_Given exercise 1_: In the records, from the first line down to the line containing "svg-text:400: 400 (298, 113, 317, 124)", swap "svg-text" for "text-node" and leave everything else untouched. Return only those lines.

_Document extract_:
********
# how to seperate gold from borax????



## Cursed (Nov 13, 2008)

Ok so i think i goofed up and put my gold in the crucable before the borax was baked or maybe i got both to hot and the sort of blended lol humm any one help me out here maybe ?


----------



## butcher (Nov 13, 2008)

I suggest doing them separate, till you get more acquainted with processes.
pins have much more copper and are harder to remove all the copper, for cpus one method I use is put them in jar cover with HCl add peroxide (I also use fish tank bubbler)adding peroxide or air as needed, this is acid peroxide method (AP), once all copper and solder dissolved and fall of cpu, I rinse and crush them then dissolve the gold with the acid bleach method, using SMB, to precipitate gold from the solutions.
pins I would use nitric acid (can make poormans), to dissolve the copper, rinse foils, incinerate not melting to rid any residue of nitric , and then process remaining gold in HCl bleach
Aqua regia is a sledge hammer will dissolve most all metals fairly easy, it is also more difficult than the above processes and I believe more dangerous for beginners,
edit somehow I must have poste this in wrong section?


----------



## Harold_V (Nov 13, 2008)

Cursed said:


> Ok so i think i goofed up and put my gold in the crucable before the borax was baked or maybe i got both to hot and the sort of blended lol humm any one help me out here maybe ?


Can you better describe what you've done? Are you discussing gold powder that has been precipitated from solution? Your question is too vague to have any meaning. 

Don't discard anything-----it's not hard to recover from things like this as long as you have everything you started with. 

It's important to hear all the details. If you choose to leave out bits of information, you may steer readers in the wrong direction, so you'll get feedback that is worthless. Even the color of the borax, now, is important. A picture could prove to be valuable as well, if you're able. 

Harold


----------



## Cursed (Nov 15, 2008)

Yes i recoveredsome gold dust and flakes from a 5 gallon bucket i had using muratic acid. I then got a ceramic crucible or laddel for smelting metal llike a jewler would use what casting. I then was told to put borax in to the laddle after it got hot to prevent the gold from sticking to the laddel. Only problem is that either I got the whole thing to hot OR i di not allow the borax enough time to cool (I suspect it was the first thing I mentioned). which has left me with the crusible having a nice looking glazing of gold and borax in the cruceable. Is here any way i can get the two seperatedfrom one asnother? (borax and gold)


----------



## Harold_V (Nov 15, 2008)

It's not smart to melt the recovered gold. Regardless of how hard you work, it won't be pure enough to be considered as having been refined. The process you used should be considered a recovery process, not a refining process. You should have dissolved the recovered gold, then filtered and precipitated to purify (refine). 

It's a bit late for that now, but you'll be able to refine the recovered values with just a little more effort. 

You didn't mention how you heated, but part of the problem can be that you simply didn't allow enough time for the metal to agglomerate. I'm not suggesting that heating alone will be the solution, but there's a couple things you can do that will be.
********
_Dataset records_:
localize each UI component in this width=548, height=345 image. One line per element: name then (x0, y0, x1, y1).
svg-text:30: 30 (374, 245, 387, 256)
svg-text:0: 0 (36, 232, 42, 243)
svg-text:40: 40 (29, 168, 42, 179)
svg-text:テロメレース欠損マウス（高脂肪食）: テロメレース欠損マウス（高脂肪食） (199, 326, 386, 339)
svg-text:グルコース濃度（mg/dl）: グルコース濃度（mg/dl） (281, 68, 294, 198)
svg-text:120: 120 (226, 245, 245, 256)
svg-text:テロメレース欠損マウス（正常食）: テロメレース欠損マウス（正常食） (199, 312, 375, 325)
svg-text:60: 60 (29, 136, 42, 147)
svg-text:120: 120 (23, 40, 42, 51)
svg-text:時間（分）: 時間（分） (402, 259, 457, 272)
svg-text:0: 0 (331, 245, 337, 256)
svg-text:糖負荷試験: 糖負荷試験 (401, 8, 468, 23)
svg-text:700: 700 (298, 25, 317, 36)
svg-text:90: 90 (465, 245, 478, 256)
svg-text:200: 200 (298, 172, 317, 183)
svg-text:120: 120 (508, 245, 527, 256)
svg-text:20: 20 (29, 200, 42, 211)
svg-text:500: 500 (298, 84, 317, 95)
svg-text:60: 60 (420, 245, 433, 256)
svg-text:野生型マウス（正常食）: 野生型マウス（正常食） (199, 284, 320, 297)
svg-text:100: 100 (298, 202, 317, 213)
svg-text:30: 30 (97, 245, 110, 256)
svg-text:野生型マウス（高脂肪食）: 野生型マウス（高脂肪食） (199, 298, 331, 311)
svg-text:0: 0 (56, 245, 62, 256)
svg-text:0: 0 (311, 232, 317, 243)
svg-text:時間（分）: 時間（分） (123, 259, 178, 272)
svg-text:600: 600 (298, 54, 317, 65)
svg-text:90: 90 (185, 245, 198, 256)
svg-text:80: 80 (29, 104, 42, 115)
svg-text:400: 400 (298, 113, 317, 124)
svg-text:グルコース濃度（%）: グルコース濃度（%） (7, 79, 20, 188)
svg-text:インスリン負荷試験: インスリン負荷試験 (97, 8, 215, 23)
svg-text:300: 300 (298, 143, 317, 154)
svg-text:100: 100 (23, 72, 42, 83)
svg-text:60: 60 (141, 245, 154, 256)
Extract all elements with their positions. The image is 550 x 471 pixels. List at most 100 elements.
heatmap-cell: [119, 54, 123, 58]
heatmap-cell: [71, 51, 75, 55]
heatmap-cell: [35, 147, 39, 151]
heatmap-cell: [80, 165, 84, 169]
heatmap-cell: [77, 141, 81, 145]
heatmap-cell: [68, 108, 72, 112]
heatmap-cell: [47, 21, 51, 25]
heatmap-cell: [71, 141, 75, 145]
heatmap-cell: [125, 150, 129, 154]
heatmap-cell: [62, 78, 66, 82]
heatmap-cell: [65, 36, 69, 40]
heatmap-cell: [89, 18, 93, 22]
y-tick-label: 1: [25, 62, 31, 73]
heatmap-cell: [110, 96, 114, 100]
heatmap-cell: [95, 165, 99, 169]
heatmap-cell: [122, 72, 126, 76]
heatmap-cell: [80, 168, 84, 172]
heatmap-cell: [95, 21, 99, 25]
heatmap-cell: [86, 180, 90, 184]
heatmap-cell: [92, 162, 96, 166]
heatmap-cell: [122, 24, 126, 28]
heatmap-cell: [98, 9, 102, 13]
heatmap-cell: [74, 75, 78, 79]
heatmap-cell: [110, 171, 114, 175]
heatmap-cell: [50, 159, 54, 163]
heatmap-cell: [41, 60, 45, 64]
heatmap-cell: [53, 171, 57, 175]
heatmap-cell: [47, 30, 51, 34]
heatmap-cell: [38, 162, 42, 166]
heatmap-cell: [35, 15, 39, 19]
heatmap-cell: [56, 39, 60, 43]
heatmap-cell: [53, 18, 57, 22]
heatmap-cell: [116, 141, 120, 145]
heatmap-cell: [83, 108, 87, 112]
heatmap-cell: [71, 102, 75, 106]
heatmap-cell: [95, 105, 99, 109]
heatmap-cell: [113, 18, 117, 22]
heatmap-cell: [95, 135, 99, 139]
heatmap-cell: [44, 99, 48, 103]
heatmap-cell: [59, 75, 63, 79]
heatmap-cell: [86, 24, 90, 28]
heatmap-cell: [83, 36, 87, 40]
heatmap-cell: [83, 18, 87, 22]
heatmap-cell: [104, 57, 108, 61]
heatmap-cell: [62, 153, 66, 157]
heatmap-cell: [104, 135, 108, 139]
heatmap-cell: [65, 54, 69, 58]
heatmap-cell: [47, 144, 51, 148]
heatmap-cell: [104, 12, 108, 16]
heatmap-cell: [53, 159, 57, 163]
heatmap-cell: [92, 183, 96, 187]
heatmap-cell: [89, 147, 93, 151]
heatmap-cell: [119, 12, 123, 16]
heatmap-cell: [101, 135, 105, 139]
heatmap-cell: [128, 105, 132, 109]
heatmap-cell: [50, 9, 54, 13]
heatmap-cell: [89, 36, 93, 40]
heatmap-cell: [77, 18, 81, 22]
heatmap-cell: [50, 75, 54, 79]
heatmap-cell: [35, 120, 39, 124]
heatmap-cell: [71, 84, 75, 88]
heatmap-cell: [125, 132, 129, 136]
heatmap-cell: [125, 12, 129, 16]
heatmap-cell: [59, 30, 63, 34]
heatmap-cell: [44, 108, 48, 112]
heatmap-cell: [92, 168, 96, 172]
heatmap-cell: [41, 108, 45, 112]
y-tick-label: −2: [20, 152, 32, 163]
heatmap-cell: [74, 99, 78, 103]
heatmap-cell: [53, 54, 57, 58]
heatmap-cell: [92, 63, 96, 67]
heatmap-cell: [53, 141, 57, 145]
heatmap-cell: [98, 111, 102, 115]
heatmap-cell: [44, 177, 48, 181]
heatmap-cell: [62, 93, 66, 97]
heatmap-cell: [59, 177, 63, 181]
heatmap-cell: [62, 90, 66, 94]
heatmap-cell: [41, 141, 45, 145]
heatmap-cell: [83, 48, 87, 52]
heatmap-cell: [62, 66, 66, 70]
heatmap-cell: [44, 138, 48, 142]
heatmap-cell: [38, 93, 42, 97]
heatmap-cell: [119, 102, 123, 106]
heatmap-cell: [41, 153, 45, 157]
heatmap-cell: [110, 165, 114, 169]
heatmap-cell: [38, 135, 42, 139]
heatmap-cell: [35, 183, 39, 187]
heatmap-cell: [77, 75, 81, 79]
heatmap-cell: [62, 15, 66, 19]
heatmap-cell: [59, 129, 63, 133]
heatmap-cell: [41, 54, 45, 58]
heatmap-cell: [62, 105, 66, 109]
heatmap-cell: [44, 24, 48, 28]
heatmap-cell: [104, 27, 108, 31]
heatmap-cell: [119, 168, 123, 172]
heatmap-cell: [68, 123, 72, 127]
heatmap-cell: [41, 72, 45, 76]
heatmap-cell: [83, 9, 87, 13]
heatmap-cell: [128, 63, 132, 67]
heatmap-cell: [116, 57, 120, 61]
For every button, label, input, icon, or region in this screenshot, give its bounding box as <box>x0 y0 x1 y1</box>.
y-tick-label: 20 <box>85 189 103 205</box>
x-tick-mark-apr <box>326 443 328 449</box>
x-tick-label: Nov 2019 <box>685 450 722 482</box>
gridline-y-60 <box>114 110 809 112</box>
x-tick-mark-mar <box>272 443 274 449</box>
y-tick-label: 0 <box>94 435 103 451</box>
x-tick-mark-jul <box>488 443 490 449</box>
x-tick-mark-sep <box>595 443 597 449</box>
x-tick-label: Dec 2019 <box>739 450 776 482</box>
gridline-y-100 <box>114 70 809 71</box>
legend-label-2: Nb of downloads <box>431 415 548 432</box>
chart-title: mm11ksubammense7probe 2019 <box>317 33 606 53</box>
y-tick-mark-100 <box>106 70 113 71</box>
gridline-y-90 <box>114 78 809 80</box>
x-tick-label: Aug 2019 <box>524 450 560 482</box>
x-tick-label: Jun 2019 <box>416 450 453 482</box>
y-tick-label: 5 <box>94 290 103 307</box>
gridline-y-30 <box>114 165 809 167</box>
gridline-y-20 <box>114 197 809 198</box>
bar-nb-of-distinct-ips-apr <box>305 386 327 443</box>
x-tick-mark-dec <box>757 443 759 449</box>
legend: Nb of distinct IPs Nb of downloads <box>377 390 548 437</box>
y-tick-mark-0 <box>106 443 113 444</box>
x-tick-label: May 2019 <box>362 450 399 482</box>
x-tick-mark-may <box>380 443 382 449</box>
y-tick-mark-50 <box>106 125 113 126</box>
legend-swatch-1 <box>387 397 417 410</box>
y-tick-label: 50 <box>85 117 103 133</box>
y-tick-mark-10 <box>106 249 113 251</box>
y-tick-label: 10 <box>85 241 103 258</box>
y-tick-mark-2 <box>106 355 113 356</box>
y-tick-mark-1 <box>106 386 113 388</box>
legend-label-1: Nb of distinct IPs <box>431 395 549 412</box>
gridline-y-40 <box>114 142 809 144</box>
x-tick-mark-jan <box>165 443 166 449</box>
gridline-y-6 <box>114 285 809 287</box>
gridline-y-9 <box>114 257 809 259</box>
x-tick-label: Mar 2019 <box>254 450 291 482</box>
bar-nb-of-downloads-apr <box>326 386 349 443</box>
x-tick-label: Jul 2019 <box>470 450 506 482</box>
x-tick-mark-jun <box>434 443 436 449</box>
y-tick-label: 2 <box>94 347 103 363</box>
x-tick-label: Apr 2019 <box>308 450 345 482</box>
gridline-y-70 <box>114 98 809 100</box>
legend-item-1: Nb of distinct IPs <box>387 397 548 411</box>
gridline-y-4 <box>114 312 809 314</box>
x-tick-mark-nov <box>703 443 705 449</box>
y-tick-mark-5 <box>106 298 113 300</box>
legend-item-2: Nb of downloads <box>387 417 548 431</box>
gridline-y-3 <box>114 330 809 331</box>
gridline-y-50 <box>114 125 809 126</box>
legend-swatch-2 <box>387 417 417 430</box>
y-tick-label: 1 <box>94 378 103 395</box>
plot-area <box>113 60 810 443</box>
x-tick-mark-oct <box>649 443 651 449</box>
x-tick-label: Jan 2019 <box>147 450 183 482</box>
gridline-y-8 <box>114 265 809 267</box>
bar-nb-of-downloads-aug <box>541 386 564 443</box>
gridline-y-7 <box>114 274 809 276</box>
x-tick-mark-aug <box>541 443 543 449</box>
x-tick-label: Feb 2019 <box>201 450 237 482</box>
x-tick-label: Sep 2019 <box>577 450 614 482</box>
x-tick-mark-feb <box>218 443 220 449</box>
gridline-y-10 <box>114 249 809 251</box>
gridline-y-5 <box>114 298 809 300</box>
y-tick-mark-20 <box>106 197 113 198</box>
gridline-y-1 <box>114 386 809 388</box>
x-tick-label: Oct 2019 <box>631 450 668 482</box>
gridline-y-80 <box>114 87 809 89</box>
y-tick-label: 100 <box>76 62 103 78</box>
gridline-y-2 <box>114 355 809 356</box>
********
_Given exercise 2_: Pick up the forum thread about separating gold from borax after its last sentence and keep it going.

_Final result 1_:
localize each UI component in this width=548, height=345 image. One line per element: name then (x0, y0, x1, y1).
text-node:30: 30 (374, 245, 387, 256)
text-node:0: 0 (36, 232, 42, 243)
text-node:40: 40 (29, 168, 42, 179)
text-node:テロメレース欠損マウス（高脂肪食）: テロメレース欠損マウス（高脂肪食） (199, 326, 386, 339)
text-node:グルコース濃度（mg/dl）: グルコース濃度（mg/dl） (281, 68, 294, 198)
text-node:120: 120 (226, 245, 245, 256)
text-node:テロメレース欠損マウス（正常食）: テロメレース欠損マウス（正常食） (199, 312, 375, 325)
text-node:60: 60 (29, 136, 42, 147)
text-node:120: 120 (23, 40, 42, 51)
text-node:時間（分）: 時間（分） (402, 259, 457, 272)
text-node:0: 0 (331, 245, 337, 256)
text-node:糖負荷試験: 糖負荷試験 (401, 8, 468, 23)
text-node:700: 700 (298, 25, 317, 36)
text-node:90: 90 (465, 245, 478, 256)
text-node:200: 200 (298, 172, 317, 183)
text-node:120: 120 (508, 245, 527, 256)
text-node:20: 20 (29, 200, 42, 211)
text-node:500: 500 (298, 84, 317, 95)
text-node:60: 60 (420, 245, 433, 256)
text-node:野生型マウス（正常食）: 野生型マウス（正常食） (199, 284, 320, 297)
text-node:100: 100 (298, 202, 317, 213)
text-node:30: 30 (97, 245, 110, 256)
text-node:野生型マウス（高脂肪食）: 野生型マウス（高脂肪食） (199, 298, 331, 311)
text-node:0: 0 (56, 245, 62, 256)
text-node:0: 0 (311, 232, 317, 243)
text-node:時間（分）: 時間（分） (123, 259, 178, 272)
text-node:600: 600 (298, 54, 317, 65)
text-node:90: 90 (185, 245, 198, 256)
text-node:80: 80 (29, 104, 42, 115)
text-node:400: 400 (298, 113, 317, 124)

_Final result 2_:
Having a definite excess of borax is a good place to start, especially if the heated borax is dark in color, which I expect to be the case. If it is not, and is fairly transparent, you may have all you need. As it darkens, it also become more and more viscous, eventually becoming so thick that even fairly heavy beads can't settle. 

If you have a furnace, start with a vessel that is larger than the one you are now using, or simply heat the same one in the furnace, until the contents are liquid (they have melted). Add some soda ash, but do it sparingly, for it will froth up and overflow the crucible. Add soda ash a few times, and observe the color of the flux, which should change color, getting lighter each time you add more soda ash. Allow the material to soak long enough to insure it is up to temperature. Frothing stops when that is the case, with the flux being quite tranquil. Stir with a carbon rod (hold it in a pliers, otherwise you'll burn your hand) to insure that you have mixed the soda ash with the borax. 

If, after a prolonged soak after having added soda ash, you still see prills in the flux, you must add some fluorspar. It is very aggressive, and will be hard on the crucible, more so than the soda ash. A small addition will thin the flux to a water consistency, allowing the prills to agglomerate. With this system you should be able to recover nearly 100% of the values. 

If, by chance, you find that you still have prills in the flux, which, by now, should be quite light in color, you may have to re-melt all of the material, along with a collector. You can use cement silver, or silver chloride to collect the values, but you must repeat the heating and allow the material to soak for a while to insure it has had time to agglomerate. 

You would be very well served to pour the entire lot to a cone mold. Such a mold provides for an easy separation of the values from the flux. The values will occupy the point of the mold, while the flux will occupy the space above. If your process has been properly executed, your flux will show no signs of prills. A prolonged heating of the material insures you gather all of the values. 

Do not discard anything until you are satisfied that you have recovered the values. Dirty flux that is contaminated with prills can be re-melted with fresh flux for further processing and eventual recovery of values. 

Do you have Hoke's book? If not, get it. If you do, have you read it? If you have, do you understand what it is teaching? 

Harold


----------



## qst42know (Nov 15, 2008)

Cursed said:


> Yes i recoveredsome gold dust and flakes from a 5 gallon bucket i had using muratic acid. I then got a ceramic crucible or laddel for smelting metal llike a jewler would use what casting. I then was told to put borax in to the laddle after it got hot to prevent the gold from sticking to the laddel. Only problem is that either I got the whole thing to hot OR i di not allow the borax enough time to cool (I suspect it was the first thing I mentioned). which has left me with the crusible having a nice looking glazing of gold and borax in the cruceable. Is here any way i can get the two seperatedfrom one asnother? (borax and gold)



What type of torch are you working with? Too small of a heat source and too heavy of melt dish would allow your gold to be scattered in the borax.


----------



## Platdigger (Nov 15, 2008)

For one way to start over......couldn't he just crush it all up and disolve the borax in hot water?
Assuming he can chip it out of the crucible, that is.
Randy


----------



## qst42know (Nov 15, 2008)

Chipping borax from a crucible would be difficult and would likely damage it. Kinda need to know exactly how bad things are. Do you have a photo?


----------



## Harold_V (Nov 15, 2008)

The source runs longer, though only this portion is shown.